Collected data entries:
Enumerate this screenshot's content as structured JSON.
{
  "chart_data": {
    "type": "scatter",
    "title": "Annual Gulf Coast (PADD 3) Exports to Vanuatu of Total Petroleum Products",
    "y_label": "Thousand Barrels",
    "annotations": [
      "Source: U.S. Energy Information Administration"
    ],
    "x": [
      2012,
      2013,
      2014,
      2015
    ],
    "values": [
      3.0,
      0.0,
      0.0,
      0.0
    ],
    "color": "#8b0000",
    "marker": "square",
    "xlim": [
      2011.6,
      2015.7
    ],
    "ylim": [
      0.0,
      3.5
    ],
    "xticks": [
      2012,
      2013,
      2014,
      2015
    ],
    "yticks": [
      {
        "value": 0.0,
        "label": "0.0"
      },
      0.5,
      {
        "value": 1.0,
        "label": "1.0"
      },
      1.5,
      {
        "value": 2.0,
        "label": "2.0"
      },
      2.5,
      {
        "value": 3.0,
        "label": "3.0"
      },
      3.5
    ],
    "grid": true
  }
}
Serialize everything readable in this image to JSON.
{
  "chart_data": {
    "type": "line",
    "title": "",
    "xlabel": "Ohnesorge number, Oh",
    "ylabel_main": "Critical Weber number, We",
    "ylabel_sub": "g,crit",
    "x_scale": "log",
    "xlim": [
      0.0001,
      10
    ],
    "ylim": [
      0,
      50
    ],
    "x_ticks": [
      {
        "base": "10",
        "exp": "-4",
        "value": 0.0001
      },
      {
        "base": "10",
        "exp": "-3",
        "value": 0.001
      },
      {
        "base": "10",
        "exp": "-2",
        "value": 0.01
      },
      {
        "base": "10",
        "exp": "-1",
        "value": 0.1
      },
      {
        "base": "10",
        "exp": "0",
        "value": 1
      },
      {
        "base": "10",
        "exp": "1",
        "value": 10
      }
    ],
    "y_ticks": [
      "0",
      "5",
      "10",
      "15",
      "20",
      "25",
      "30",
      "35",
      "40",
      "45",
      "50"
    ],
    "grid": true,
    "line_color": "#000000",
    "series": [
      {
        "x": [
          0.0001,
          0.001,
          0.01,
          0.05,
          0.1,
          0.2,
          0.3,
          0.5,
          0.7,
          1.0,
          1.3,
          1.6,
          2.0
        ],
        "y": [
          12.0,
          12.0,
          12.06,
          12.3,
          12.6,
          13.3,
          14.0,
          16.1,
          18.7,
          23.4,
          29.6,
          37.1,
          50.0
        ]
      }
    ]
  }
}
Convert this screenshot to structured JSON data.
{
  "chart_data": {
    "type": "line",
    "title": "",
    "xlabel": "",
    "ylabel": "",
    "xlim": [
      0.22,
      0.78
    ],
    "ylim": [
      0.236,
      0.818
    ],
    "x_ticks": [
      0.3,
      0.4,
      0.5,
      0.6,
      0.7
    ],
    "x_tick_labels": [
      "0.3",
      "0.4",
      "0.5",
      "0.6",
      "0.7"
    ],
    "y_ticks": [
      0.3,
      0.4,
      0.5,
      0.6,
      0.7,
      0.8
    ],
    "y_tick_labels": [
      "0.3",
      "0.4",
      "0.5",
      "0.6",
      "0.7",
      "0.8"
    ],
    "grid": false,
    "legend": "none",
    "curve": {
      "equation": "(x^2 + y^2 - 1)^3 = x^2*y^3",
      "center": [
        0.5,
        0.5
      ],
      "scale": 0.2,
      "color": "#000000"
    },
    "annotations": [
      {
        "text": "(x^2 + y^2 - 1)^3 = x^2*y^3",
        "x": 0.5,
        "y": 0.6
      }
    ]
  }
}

§ **WHAT TO DO**: List all lines from the entries that include the word "JSON".

§ **THE RESPONSE**:
Enumerate this screenshot's content as structured JSON.
Serialize everything readable in this image to JSON.
Convert this screenshot to structured JSON data.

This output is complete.